● **OBJECTIVE**
Return all of the entries exactly as written.

● **RECORDS PROVIDED**
_ _ _

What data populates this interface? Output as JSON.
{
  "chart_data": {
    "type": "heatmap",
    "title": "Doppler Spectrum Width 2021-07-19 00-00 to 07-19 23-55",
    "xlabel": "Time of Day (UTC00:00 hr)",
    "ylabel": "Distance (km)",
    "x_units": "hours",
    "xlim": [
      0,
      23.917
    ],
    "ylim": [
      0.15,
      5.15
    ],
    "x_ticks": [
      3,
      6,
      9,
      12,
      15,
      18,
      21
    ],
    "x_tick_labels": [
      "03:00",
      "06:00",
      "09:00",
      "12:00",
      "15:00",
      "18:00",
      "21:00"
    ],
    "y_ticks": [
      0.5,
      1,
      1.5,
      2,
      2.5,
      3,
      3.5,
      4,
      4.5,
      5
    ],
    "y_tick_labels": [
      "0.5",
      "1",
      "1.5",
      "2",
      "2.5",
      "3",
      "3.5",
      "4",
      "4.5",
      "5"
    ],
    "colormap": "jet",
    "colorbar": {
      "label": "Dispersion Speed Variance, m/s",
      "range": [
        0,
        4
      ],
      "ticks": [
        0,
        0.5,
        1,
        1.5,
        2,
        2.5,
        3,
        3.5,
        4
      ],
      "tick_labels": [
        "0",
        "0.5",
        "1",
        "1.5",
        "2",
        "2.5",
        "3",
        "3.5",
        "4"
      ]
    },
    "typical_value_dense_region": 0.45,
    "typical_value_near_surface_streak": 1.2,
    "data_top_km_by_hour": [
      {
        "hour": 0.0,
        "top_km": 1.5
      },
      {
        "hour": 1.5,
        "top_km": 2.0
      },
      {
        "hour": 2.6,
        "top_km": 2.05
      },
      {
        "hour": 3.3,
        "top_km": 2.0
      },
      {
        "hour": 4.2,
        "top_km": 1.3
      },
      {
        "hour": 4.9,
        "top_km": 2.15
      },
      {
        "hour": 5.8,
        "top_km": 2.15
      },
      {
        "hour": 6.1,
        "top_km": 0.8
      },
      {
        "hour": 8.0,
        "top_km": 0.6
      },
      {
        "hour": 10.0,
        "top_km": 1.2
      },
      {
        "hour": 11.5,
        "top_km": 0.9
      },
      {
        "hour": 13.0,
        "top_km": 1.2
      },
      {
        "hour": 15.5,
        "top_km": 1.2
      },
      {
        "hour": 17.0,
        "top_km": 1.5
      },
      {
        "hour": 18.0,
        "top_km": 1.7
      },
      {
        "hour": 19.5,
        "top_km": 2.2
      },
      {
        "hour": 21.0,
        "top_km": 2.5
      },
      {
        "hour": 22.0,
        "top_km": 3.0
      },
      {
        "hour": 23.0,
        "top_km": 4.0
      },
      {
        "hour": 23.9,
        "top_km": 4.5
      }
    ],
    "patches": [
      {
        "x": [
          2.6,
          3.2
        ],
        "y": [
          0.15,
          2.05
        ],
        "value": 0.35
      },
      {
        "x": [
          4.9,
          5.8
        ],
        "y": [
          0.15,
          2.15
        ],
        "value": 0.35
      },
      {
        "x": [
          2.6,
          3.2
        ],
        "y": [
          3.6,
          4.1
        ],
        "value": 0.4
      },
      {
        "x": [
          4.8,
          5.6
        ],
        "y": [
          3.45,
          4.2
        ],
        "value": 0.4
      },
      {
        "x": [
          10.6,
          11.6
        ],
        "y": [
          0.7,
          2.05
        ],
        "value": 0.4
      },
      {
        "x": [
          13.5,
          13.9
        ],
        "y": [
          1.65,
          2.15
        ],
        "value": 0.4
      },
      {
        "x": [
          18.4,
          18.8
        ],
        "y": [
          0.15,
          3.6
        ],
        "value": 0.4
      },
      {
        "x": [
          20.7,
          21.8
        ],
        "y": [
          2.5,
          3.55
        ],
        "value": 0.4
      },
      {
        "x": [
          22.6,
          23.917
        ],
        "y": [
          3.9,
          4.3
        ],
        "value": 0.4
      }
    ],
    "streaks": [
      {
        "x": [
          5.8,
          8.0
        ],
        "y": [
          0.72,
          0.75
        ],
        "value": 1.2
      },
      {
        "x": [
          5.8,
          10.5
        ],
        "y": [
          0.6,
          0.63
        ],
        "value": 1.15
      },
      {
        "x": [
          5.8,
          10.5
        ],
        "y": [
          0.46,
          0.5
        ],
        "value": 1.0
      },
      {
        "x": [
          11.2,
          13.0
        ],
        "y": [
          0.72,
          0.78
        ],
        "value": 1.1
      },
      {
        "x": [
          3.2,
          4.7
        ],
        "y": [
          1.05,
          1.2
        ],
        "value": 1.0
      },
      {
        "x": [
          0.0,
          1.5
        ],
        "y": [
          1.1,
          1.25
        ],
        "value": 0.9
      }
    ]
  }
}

_ _ _

● **EXERCISE RESULT**
What data populates this interface? Output as JSON.
{
  "chart_data": {
    "type": "heatmap",
    "title": "Doppler Spectrum Width 2021-07-19 00-00 to 07-19 23-55",
    "xlabel": "Time of Day (UTC00:00 hr)",
    "ylabel": "Distance (km)",
    "x_units": "hours",
    "xlim": [
      0,
      23.917
    ],
    "ylim": [
      0.15,
      5.15
    ],
    "x_ticks": [
      3,
      6,
      9,
      12,
      15,
      18,
      21
    ],
    "x_tick_labels": [
      "03:00",
      "06:00",
      "09:00",
      "12:00",
      "15:00",
      "18:00",
      "21:00"
    ],
    "y_ticks": [
      0.5,
      1,
      1.5,
      2,
      2.5,
      3,
      3.5,
      4,
      4.5,
      5
    ],
    "y_tick_labels": [
      "0.5",
      "1",
      "1.5",
      "2",
      "2.5",
      "3",
      "3.5",
      "4",
      "4.5",
      "5"
    ],
    "colormap": "jet",
    "colorbar": {
      "label": "Dispersion Speed Variance, m/s",
      "range": [
        0,
        4
      ],
      "ticks": [
        0,
        0.5,
        1,
        1.5,
        2,
        2.5,
        3,
        3.5,
        4
      ],
      "tick_labels": [
        "0",
        "0.5",
        "1",
        "1.5",
        "2",
        "2.5",
        "3",
        "3.5",
        "4"
      ]
    },
    "typical_value_dense_region": 0.45,
    "typical_value_near_surface_streak": 1.2,
    "data_top_km_by_hour": [
      {
        "hour": 0.0,
        "top_km": 1.5
      },
      {
        "hour": 1.5,
        "top_km": 2.0
      },
      {
        "hour": 2.6,
        "top_km": 2.05
      },
      {
        "hour": 3.3,
        "top_km": 2.0
      },
      {
        "hour": 4.2,
        "top_km": 1.3
      },
      {
        "hour": 4.9,
        "top_km": 2.15
      },
      {
        "hour": 5.8,
        "top_km": 2.15
      },
      {
        "hour": 6.1,
        "top_km": 0.8
      },
      {
        "hour": 8.0,
        "top_km": 0.6
      },
      {
        "hour": 10.0,
        "top_km": 1.2
      },
      {
        "hour": 11.5,
        "top_km": 0.9
      },
      {
        "hour": 13.0,
        "top_km": 1.2
      },
      {
        "hour": 15.5,
        "top_km": 1.2
      },
      {
        "hour": 17.0,
        "top_km": 1.5
      },
      {
        "hour": 18.0,
        "top_km": 1.7
      },
      {
        "hour": 19.5,
        "top_km": 2.2
      },
      {
        "hour": 21.0,
        "top_km": 2.5
      },
      {
        "hour": 22.0,
        "top_km": 3.0
      },
      {
        "hour": 23.0,
        "top_km": 4.0
      },
      {
        "hour": 23.9,
        "top_km": 4.5
      }
    ],
    "patches": [
      {
        "x": [
          2.6,
          3.2
        ],
        "y": [
          0.15,
          2.05
        ],
        "value": 0.35
      },
      {
        "x": [
          4.9,
          5.8
        ],
        "y": [
          0.15,
          2.15
        ],
        "value": 0.35
      },
      {
        "x": [
          2.6,
          3.2
        ],
        "y": [
          3.6,
          4.1
        ],
        "value": 0.4
      },
      {
        "x": [
          4.8,
          5.6
        ],
        "y": [
          3.45,
          4.2
        ],
        "value": 0.4
      },
      {
        "x": [
          10.6,
          11.6
        ],
        "y": [
          0.7,
          2.05
        ],
        "value": 0.4
      },
      {
        "x": [
          13.5,
          13.9
        ],
        "y": [
          1.65,
          2.15
        ],
        "value": 0.4
      },
      {
        "x": [
          18.4,
          18.8
        ],
        "y": [
          0.15,
          3.6
        ],
        "value": 0.4
      },
      {
        "x": [
          20.7,
          21.8
        ],
        "y": [
          2.5,
          3.55
        ],
        "value": 0.4
      },
      {
        "x": [
          22.6,
          23.917
        ],
        "y": [
          3.9,
          4.3
        ],
        "value": 0.4
      }
    ],
    "streaks": [
      {
        "x": [
          5.8,
          8.0
        ],
        "y": [
          0.72,
          0.75
        ],
        "value": 1.2
      },
      {
        "x": [
          5.8,
          10.5
        ],
        "y": [
          0.6,
          0.63
        ],
        "value": 1.15
      },
      {
        "x": [
          5.8,
          10.5
        ],
        "y": [
          0.46,
          0.5
        ],
        "value": 1.0
      },
      {
        "x": [
          11.2,
          13.0
        ],
        "y": [
          0.72,
          0.78
        ],
        "value": 1.1
      },
      {
        "x": [
          3.2,
          4.7
        ],
        "y": [
          1.05,
          1.2
        ],
        "value": 1.0
      },
      {
        "x": [
          0.0,
          1.5
        ],
        "y": [
          1.1,
          1.25
        ],
        "value": 0.9
      }
    ]
  }
}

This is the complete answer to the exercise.